* **Exercise objective**:
Your answer should consist of every line in the records that holds "chartreuse".

Data tied to figure images
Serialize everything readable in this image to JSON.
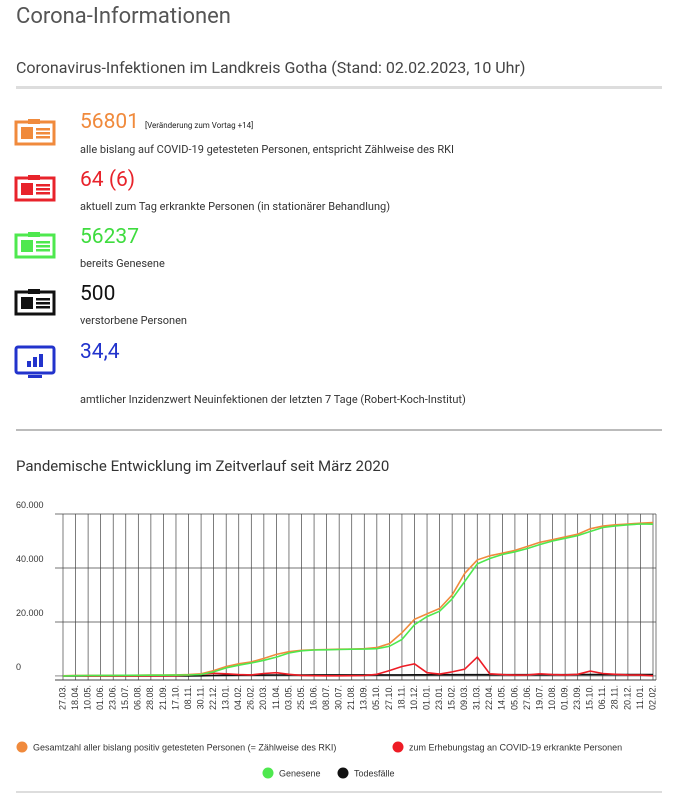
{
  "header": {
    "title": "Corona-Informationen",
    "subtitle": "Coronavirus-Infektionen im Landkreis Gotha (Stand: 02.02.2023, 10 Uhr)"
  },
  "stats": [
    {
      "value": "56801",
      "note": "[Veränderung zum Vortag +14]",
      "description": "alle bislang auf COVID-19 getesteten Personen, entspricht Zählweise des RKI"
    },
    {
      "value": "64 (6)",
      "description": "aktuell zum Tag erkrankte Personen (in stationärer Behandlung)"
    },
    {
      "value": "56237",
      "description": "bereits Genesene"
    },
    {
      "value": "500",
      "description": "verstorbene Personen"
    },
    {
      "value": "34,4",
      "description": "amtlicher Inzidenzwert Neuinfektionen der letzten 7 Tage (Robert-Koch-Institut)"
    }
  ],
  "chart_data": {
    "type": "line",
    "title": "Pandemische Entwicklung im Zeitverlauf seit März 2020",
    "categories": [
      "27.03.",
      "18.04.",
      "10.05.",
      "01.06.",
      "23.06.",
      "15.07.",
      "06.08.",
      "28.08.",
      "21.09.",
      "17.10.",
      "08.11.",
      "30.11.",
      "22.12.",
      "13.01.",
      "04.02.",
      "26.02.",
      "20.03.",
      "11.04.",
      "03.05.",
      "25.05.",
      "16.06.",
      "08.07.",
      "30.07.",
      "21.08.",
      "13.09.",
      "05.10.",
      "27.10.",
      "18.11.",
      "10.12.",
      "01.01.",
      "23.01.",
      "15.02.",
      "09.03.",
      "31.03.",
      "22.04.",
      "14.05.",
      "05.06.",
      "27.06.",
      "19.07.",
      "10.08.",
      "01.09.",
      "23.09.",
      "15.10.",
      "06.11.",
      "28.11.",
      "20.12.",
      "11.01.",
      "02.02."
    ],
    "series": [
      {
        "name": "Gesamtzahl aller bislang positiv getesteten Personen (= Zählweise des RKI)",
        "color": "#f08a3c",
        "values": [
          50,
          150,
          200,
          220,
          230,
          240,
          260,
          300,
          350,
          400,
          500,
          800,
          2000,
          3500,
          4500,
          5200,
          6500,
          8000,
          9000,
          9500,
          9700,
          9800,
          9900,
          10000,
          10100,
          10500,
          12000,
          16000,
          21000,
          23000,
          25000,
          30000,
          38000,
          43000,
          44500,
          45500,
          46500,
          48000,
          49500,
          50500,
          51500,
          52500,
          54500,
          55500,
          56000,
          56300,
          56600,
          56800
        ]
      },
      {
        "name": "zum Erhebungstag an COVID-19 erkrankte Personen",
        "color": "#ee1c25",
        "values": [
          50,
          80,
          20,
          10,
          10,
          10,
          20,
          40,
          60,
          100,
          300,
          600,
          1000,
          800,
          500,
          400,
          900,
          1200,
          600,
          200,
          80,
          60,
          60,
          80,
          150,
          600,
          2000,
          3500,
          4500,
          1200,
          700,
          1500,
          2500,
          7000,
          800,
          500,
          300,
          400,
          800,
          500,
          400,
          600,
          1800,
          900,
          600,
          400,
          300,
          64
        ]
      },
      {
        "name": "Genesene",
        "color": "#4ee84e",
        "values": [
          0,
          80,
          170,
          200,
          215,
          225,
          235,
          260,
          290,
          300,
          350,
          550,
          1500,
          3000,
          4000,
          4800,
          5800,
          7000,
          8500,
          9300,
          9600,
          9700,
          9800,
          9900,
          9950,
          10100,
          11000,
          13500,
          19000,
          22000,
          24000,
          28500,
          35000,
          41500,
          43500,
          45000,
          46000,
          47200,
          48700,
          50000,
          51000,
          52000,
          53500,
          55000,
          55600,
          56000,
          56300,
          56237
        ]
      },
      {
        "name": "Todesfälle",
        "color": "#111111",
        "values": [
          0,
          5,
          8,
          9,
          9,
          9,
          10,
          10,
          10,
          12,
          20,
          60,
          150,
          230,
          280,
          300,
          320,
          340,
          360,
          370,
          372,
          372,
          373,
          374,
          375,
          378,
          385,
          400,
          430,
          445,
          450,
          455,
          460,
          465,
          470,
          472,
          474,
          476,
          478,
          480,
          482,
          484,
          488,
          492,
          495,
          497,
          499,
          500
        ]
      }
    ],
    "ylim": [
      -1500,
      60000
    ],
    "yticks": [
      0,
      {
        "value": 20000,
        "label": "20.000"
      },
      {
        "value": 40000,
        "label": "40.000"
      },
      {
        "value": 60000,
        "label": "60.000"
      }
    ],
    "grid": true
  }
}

---

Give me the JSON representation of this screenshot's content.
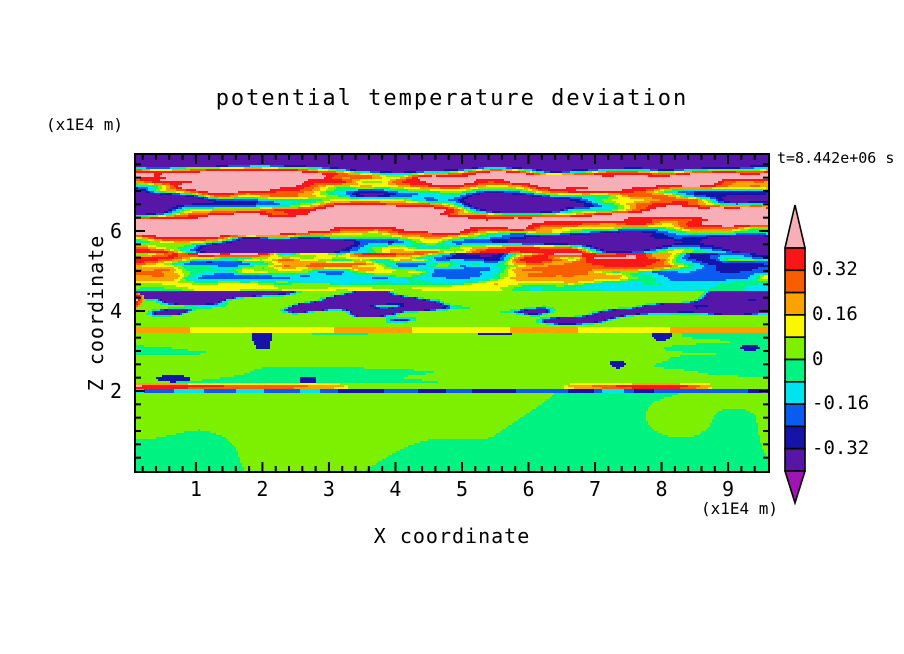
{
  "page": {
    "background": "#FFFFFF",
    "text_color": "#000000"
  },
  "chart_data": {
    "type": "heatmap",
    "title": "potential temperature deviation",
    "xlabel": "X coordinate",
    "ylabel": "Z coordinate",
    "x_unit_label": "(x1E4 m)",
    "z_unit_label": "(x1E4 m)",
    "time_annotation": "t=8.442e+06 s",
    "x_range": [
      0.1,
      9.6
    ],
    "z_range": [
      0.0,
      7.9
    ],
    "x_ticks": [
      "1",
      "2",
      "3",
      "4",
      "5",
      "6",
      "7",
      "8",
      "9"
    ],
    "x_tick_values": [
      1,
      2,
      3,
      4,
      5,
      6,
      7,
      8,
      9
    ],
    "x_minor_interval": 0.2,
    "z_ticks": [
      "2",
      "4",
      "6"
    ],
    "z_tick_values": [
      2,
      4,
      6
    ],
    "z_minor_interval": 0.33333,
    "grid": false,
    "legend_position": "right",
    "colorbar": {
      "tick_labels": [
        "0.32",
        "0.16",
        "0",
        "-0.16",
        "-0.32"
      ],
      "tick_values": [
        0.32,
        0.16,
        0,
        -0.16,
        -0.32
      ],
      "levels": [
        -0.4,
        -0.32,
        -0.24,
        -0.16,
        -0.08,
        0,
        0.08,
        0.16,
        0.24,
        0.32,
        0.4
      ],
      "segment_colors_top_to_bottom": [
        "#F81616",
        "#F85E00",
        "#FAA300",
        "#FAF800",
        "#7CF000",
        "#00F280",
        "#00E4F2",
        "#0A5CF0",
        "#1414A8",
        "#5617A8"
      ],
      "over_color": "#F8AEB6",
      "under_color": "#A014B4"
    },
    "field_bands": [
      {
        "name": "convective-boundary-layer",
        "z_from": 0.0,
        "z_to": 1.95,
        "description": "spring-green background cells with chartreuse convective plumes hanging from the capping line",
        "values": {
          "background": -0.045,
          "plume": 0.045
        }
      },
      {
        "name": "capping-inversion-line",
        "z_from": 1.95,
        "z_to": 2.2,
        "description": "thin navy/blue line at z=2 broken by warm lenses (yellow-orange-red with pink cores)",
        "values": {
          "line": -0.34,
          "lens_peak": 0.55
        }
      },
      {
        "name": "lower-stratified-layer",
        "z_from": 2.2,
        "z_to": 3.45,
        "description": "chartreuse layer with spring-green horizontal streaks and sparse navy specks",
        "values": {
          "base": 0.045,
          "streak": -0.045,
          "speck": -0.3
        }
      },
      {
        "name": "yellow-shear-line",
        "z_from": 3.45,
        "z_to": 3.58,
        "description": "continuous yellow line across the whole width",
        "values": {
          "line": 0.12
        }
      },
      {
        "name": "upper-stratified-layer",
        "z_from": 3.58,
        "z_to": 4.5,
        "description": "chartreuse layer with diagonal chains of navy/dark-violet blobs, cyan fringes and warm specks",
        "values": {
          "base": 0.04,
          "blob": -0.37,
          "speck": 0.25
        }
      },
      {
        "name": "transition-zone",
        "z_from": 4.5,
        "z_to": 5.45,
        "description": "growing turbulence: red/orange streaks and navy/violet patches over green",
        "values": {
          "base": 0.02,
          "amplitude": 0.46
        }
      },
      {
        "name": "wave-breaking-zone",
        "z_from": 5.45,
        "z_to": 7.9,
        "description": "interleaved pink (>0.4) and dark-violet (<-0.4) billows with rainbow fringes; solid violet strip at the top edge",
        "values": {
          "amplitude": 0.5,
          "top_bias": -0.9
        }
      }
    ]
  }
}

* **Exercise output**:
        "description": "spring-green background cells with chartreuse convective plumes hanging from the capping line",
        "description": "chartreuse layer with spring-green horizontal streaks and sparse navy specks",
        "description": "chartreuse layer with diagonal chains of navy/dark-violet blobs, cyan fringes and warm specks",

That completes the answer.